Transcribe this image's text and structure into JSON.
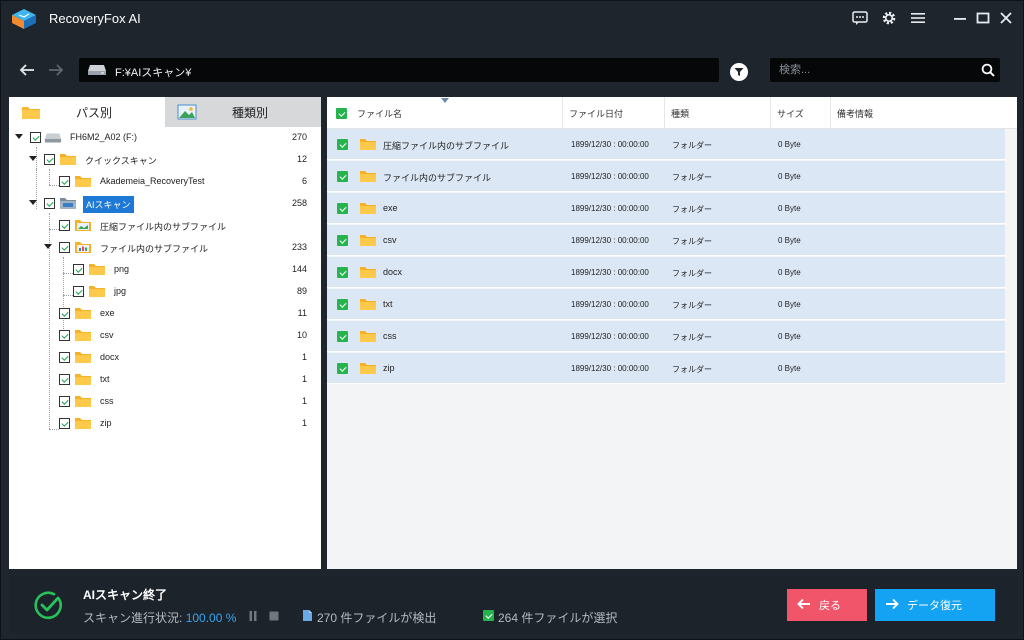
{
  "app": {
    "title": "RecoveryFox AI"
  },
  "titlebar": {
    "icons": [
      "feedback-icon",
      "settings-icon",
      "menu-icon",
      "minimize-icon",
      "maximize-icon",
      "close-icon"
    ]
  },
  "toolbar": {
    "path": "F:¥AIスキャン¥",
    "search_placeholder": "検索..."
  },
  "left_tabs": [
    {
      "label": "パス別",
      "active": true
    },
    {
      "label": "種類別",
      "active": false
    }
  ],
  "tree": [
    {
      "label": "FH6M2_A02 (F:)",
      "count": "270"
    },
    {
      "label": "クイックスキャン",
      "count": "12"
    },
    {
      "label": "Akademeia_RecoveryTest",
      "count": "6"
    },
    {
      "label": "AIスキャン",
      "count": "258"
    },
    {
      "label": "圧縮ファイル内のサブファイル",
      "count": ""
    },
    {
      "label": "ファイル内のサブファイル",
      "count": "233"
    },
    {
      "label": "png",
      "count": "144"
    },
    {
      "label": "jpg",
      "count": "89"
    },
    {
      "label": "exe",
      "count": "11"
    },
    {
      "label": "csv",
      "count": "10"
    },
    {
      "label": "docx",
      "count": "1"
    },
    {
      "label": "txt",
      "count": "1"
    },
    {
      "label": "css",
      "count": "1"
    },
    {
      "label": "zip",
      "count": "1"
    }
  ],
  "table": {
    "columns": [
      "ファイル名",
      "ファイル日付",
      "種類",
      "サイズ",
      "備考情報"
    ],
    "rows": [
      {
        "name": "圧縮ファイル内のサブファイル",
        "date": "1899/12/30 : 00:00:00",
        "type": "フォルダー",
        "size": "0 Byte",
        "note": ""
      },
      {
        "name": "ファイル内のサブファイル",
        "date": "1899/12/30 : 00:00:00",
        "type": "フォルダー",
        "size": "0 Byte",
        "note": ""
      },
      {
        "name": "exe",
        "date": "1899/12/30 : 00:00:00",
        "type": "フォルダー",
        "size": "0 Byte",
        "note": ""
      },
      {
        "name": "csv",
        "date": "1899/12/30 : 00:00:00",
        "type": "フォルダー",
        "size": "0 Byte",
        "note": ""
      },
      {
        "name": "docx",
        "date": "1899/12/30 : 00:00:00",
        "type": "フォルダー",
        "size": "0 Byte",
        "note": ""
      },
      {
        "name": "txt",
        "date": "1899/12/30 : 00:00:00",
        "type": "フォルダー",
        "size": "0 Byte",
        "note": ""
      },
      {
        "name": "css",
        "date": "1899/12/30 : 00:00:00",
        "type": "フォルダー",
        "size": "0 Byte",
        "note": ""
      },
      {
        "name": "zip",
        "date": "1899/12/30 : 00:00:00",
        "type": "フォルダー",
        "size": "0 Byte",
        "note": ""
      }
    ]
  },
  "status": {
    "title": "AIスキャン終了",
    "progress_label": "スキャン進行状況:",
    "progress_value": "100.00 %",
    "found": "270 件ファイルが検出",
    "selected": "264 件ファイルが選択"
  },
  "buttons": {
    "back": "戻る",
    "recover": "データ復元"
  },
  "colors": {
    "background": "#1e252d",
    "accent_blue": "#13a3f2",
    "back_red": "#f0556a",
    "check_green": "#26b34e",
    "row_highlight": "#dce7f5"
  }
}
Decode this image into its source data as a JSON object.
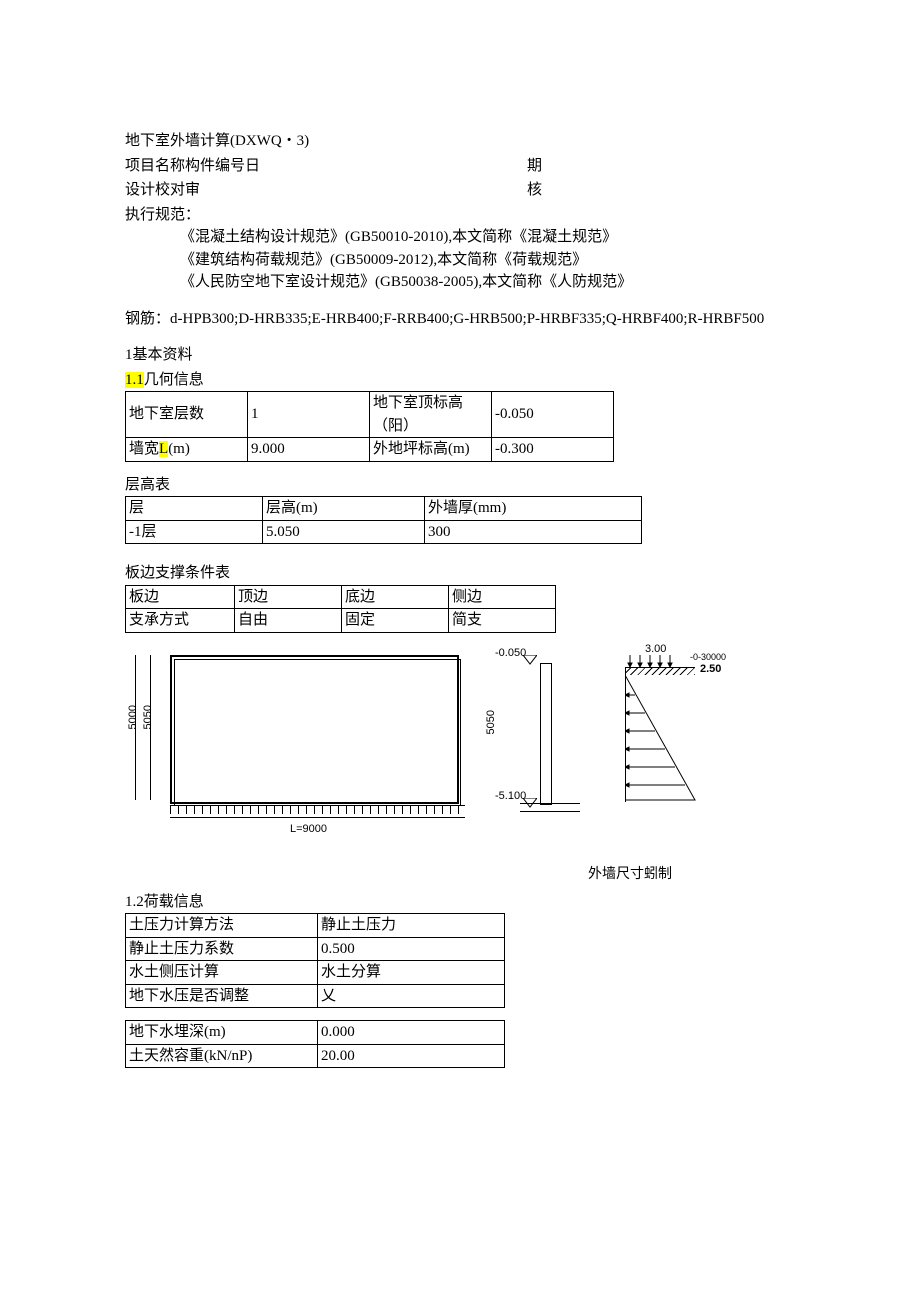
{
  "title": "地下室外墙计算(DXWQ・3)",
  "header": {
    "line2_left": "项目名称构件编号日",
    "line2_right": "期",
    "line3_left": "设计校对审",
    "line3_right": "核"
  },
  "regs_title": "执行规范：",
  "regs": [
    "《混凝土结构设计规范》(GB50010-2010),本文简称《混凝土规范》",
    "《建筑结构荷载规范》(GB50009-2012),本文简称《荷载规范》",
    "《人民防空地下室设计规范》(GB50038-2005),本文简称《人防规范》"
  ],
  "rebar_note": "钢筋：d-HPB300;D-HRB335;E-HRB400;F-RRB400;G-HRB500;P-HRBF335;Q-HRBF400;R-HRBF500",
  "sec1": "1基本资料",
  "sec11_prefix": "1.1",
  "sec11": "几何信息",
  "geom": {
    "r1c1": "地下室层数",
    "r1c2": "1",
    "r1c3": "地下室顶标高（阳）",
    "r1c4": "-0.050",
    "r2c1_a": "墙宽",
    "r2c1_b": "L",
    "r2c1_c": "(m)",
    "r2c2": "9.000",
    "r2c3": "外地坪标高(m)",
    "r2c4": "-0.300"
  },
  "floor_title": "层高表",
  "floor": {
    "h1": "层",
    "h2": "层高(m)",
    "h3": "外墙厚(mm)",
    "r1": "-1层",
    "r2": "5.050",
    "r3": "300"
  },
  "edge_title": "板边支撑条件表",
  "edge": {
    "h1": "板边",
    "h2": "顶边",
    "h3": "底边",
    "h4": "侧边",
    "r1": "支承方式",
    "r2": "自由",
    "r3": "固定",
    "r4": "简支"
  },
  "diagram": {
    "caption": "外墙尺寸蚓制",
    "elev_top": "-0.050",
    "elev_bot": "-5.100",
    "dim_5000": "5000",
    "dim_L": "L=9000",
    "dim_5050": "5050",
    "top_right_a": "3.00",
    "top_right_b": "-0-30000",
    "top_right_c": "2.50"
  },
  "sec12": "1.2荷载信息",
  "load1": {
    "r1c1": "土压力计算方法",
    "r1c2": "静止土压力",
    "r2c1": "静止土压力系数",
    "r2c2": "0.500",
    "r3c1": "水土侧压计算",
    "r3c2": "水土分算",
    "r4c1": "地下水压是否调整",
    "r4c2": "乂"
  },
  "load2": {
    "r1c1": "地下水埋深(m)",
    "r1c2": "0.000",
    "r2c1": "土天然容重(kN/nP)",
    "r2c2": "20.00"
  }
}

EXERCISE GOAL:
Using the records above, pull out each line where the word "name" occurs.

RESULT OF THIS TASK:
        "name": "圧縮ファイル内のサブファイル",
        "name": "ファイル内のサブファイル",
        "name": "exe",
        "name": "csv",
        "name": "docx",
        "name": "txt",
        "name": "css",
        "name": "zip",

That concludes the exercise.